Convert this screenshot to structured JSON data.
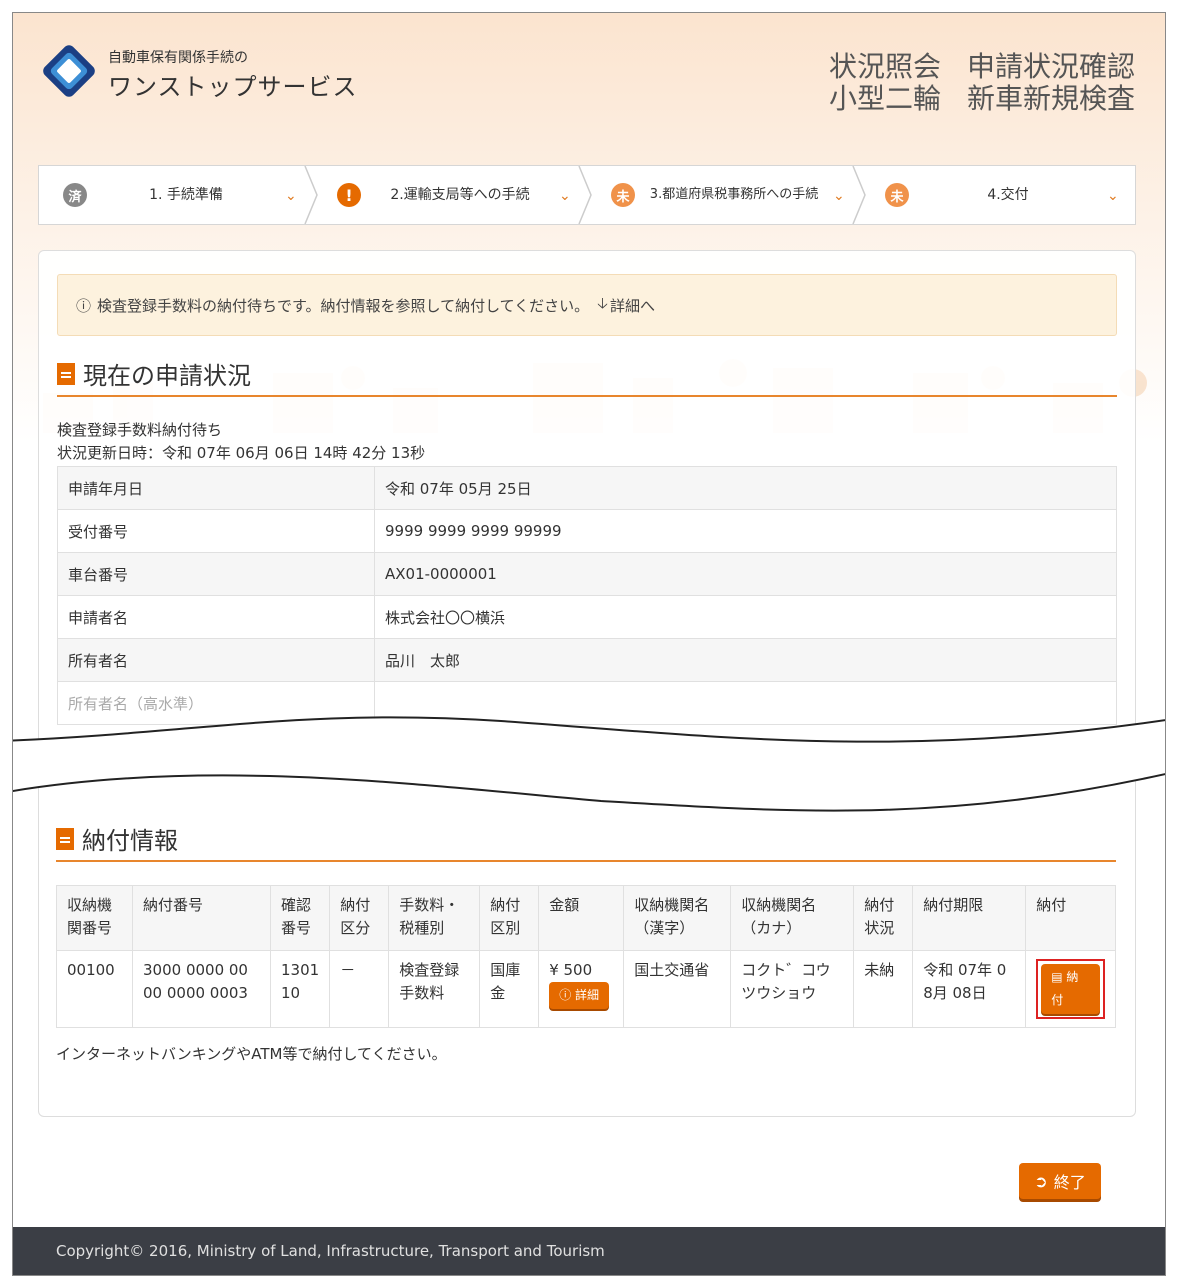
{
  "logo": {
    "sub": "自動車保有関係手続の",
    "main": "ワンストップサービス"
  },
  "title": {
    "line1_a": "状況照会",
    "line1_b": "申請状況確認",
    "line2_a": "小型二輪",
    "line2_b": "新車新規検査"
  },
  "steps": [
    {
      "badge": "済",
      "label": "1. 手続準備",
      "state": "done"
    },
    {
      "badge": "!",
      "label": "2.運輸支局等への手続",
      "state": "warn"
    },
    {
      "badge": "未",
      "label": "3.都道府県税事務所への手続",
      "state": "todo"
    },
    {
      "badge": "未",
      "label": "4.交付",
      "state": "todo"
    }
  ],
  "alert": {
    "text": "検査登録手数料の納付待ちです。納付情報を参照して納付してください。",
    "link": "詳細へ"
  },
  "status_section": {
    "heading": "現在の申請状況",
    "status": "検査登録手数料納付待ち",
    "updated": "状況更新日時：令和 07年 06月 06日 14時 42分 13秒",
    "rows": [
      {
        "key": "申請年月日",
        "value": "令和 07年 05月 25日"
      },
      {
        "key": "受付番号",
        "value": "9999 9999 9999 99999"
      },
      {
        "key": "車台番号",
        "value": "AX01-0000001"
      },
      {
        "key": "申請者名",
        "value": "株式会社〇〇横浜"
      },
      {
        "key": "所有者名",
        "value": "品川　太郎"
      },
      {
        "key": "所有者名（高水準）",
        "value": ""
      }
    ]
  },
  "payment_section": {
    "heading": "納付情報",
    "headers": [
      "収納機関番号",
      "納付番号",
      "確認番号",
      "納付区分",
      "手数料・税種別",
      "納付区別",
      "金額",
      "収納機関名（漢字）",
      "収納機関名（カナ）",
      "納付状況",
      "納付期限",
      "納付"
    ],
    "headers_lines": [
      [
        "収納機",
        "関番号"
      ],
      [
        "納付番号",
        ""
      ],
      [
        "確認",
        "番号"
      ],
      [
        "納付",
        "区分"
      ],
      [
        "手数料・",
        "税種別"
      ],
      [
        "納付",
        "区別"
      ],
      [
        "金額",
        ""
      ],
      [
        "収納機関名",
        "（漢字）"
      ],
      [
        "収納機関名",
        "（カナ）"
      ],
      [
        "納付",
        "状況"
      ],
      [
        "納付期限",
        ""
      ],
      [
        "納付",
        ""
      ]
    ],
    "row": {
      "agency_no": "00100",
      "pay_no_1": "3000 0000 00",
      "pay_no_2": "00 0000 0003",
      "confirm_1": "1301",
      "confirm_2": "10",
      "pay_class": "－",
      "fee_1": "検査登録",
      "fee_2": "手数料",
      "kubetsu_1": "国庫",
      "kubetsu_2": "金",
      "amount": "¥ 500",
      "detail_btn": "詳細",
      "agency_kanji": "国土交通省",
      "agency_kana_1": "コクト゛コウ",
      "agency_kana_2": "ツウショウ",
      "status": "未納",
      "deadline_1": "令和 07年 0",
      "deadline_2": "8月 08日",
      "pay_btn": "納付"
    },
    "note": "インターネットバンキングやATM等で納付してください。"
  },
  "end_button": "終了",
  "footer": "Copyright© 2016, Ministry of Land, Infrastructure, Transport and Tourism",
  "colors": {
    "accent": "#e56a00",
    "footer_bg": "#3b3e45",
    "alert_bg": "#fdf2de"
  }
}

## Task brief
Write the material out again exactly as it appears, dropping the pictures.

## Response to this task
Convert this screenshot to structured JSON data.
{
  "logo": {
    "sub": "自動車保有関係手続の",
    "main": "ワンストップサービス"
  },
  "title": {
    "line1_a": "状況照会",
    "line1_b": "申請状況確認",
    "line2_a": "小型二輪",
    "line2_b": "新車新規検査"
  },
  "steps": [
    {
      "badge": "済",
      "label": "1. 手続準備",
      "state": "done"
    },
    {
      "badge": "!",
      "label": "2.運輸支局等への手続",
      "state": "warn"
    },
    {
      "badge": "未",
      "label": "3.都道府県税事務所への手続",
      "state": "todo"
    },
    {
      "badge": "未",
      "label": "4.交付",
      "state": "todo"
    }
  ],
  "alert": {
    "text": "検査登録手数料の納付待ちです。納付情報を参照して納付してください。",
    "link": "詳細へ"
  },
  "status_section": {
    "heading": "現在の申請状況",
    "status": "検査登録手数料納付待ち",
    "updated": "状況更新日時：令和 07年 06月 06日 14時 42分 13秒",
    "rows": [
      {
        "key": "申請年月日",
        "value": "令和 07年 05月 25日"
      },
      {
        "key": "受付番号",
        "value": "9999 9999 9999 99999"
      },
      {
        "key": "車台番号",
        "value": "AX01-0000001"
      },
      {
        "key": "申請者名",
        "value": "株式会社〇〇横浜"
      },
      {
        "key": "所有者名",
        "value": "品川　太郎"
      },
      {
        "key": "所有者名（高水準）",
        "value": ""
      }
    ]
  },
  "payment_section": {
    "heading": "納付情報",
    "headers": [
      "収納機関番号",
      "納付番号",
      "確認番号",
      "納付区分",
      "手数料・税種別",
      "納付区別",
      "金額",
      "収納機関名（漢字）",
      "収納機関名（カナ）",
      "納付状況",
      "納付期限",
      "納付"
    ],
    "headers_lines": [
      [
        "収納機",
        "関番号"
      ],
      [
        "納付番号",
        ""
      ],
      [
        "確認",
        "番号"
      ],
      [
        "納付",
        "区分"
      ],
      [
        "手数料・",
        "税種別"
      ],
      [
        "納付",
        "区別"
      ],
      [
        "金額",
        ""
      ],
      [
        "収納機関名",
        "（漢字）"
      ],
      [
        "収納機関名",
        "（カナ）"
      ],
      [
        "納付",
        "状況"
      ],
      [
        "納付期限",
        ""
      ],
      [
        "納付",
        ""
      ]
    ],
    "row": {
      "agency_no": "00100",
      "pay_no_1": "3000 0000 00",
      "pay_no_2": "00 0000 0003",
      "confirm_1": "1301",
      "confirm_2": "10",
      "pay_class": "－",
      "fee_1": "検査登録",
      "fee_2": "手数料",
      "kubetsu_1": "国庫",
      "kubetsu_2": "金",
      "amount": "¥ 500",
      "detail_btn": "詳細",
      "agency_kanji": "国土交通省",
      "agency_kana_1": "コクト゛コウ",
      "agency_kana_2": "ツウショウ",
      "status": "未納",
      "deadline_1": "令和 07年 0",
      "deadline_2": "8月 08日",
      "pay_btn": "納付"
    },
    "note": "インターネットバンキングやATM等で納付してください。"
  },
  "end_button": "終了",
  "footer": "Copyright© 2016, Ministry of Land, Infrastructure, Transport and Tourism",
  "colors": {
    "accent": "#e56a00",
    "footer_bg": "#3b3e45",
    "alert_bg": "#fdf2de"
  }
}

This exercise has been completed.